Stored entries
=-=-=-=-=

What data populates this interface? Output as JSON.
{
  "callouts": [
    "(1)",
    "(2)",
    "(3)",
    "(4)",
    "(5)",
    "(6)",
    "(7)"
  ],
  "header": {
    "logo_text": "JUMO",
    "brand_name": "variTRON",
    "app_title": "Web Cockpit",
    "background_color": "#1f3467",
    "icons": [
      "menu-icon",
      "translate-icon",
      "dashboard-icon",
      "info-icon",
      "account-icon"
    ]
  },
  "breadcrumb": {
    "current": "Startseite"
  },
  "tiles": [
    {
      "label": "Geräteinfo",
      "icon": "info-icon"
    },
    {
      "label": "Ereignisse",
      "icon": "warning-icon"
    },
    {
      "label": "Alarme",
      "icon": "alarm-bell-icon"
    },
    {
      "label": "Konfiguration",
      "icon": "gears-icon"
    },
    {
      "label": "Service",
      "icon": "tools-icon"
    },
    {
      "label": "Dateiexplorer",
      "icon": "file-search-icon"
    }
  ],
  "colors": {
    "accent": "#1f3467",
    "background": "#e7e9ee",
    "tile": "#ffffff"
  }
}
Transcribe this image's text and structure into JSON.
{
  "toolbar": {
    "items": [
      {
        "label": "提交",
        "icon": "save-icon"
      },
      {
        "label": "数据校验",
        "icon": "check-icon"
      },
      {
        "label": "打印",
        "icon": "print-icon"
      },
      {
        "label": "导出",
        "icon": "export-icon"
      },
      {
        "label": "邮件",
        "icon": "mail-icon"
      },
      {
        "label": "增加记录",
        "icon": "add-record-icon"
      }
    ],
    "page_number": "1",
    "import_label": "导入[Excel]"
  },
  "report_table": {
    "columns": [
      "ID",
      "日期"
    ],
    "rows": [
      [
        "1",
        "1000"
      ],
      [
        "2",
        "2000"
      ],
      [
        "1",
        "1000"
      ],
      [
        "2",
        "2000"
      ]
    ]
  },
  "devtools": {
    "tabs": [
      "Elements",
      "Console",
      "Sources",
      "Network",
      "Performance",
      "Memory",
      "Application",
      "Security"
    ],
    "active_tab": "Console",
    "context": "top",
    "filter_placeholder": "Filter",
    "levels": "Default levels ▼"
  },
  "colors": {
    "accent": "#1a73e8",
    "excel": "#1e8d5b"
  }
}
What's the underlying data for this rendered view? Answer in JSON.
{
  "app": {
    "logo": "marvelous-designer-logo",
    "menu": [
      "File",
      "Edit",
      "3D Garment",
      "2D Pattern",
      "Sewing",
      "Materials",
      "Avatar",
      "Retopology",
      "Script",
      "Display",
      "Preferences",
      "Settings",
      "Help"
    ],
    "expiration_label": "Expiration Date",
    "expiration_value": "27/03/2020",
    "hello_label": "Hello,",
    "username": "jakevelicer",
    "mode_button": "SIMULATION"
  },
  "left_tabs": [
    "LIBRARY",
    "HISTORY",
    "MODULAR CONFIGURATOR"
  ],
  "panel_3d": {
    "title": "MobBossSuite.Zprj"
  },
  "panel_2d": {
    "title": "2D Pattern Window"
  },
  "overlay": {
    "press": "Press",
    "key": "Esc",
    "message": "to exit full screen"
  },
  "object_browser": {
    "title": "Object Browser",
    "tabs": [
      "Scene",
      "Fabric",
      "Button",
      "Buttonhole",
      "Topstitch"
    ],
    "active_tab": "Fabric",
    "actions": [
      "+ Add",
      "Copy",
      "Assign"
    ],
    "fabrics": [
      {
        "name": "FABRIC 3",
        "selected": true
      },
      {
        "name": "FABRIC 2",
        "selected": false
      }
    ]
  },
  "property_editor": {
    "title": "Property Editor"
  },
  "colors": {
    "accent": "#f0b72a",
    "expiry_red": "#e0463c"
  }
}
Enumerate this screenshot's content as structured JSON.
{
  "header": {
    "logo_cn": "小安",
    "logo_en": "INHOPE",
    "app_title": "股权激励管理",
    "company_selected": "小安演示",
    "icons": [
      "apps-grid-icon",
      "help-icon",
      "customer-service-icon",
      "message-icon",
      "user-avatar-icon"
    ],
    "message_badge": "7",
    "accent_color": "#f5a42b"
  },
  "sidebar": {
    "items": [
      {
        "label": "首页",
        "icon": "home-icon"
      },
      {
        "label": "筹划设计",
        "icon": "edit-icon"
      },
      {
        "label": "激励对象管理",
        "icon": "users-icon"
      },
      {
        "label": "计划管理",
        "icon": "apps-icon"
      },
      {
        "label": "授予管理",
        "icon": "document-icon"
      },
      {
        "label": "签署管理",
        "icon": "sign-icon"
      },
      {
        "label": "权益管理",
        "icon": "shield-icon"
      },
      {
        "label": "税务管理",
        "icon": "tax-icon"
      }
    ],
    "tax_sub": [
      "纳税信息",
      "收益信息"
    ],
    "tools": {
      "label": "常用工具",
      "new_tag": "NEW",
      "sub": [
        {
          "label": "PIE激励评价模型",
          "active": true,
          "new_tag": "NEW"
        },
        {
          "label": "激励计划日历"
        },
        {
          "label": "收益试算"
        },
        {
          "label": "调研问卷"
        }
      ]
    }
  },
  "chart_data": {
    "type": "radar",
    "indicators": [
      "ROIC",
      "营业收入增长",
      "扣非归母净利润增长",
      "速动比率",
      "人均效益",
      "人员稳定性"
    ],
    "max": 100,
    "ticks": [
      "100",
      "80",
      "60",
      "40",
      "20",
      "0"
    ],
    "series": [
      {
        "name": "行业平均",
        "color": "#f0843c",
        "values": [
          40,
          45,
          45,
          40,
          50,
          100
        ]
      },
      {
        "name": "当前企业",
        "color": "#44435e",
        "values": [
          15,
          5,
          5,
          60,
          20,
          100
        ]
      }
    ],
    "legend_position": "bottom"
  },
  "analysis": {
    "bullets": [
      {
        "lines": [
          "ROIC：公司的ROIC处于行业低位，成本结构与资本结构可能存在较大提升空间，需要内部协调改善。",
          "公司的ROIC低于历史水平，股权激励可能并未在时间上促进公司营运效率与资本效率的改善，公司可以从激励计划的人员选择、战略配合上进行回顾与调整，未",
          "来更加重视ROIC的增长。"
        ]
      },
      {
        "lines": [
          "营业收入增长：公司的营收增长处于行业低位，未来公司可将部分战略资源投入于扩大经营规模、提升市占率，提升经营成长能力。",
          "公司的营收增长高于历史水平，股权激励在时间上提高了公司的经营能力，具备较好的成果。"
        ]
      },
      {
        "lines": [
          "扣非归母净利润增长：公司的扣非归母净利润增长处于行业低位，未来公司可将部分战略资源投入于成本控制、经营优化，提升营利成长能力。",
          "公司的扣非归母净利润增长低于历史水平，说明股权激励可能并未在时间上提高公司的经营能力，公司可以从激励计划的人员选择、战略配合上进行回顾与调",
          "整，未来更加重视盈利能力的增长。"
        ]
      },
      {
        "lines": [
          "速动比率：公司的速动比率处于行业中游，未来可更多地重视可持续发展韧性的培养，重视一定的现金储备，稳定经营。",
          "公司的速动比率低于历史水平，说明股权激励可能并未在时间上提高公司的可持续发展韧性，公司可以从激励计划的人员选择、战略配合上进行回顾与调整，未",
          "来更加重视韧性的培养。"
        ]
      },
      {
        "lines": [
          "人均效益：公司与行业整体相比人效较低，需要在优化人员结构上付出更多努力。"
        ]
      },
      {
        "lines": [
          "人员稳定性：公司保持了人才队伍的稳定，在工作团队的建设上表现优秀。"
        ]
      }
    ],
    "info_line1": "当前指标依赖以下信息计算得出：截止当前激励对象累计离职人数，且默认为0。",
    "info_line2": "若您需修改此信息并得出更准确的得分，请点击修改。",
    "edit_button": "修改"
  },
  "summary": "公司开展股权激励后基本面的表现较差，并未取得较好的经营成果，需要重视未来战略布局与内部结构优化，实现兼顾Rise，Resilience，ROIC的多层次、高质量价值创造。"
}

=-=-=-=-=

WHAT TO WORK ON:
Your task is to gather all lines from the entries above that hold the word "JSON".

OUTPUT FOR THIS EXERCISE:
What data populates this interface? Output as JSON.
Transcribe this image's text and structure into JSON.
What's the underlying data for this rendered view? Answer in JSON.
Enumerate this screenshot's content as structured JSON.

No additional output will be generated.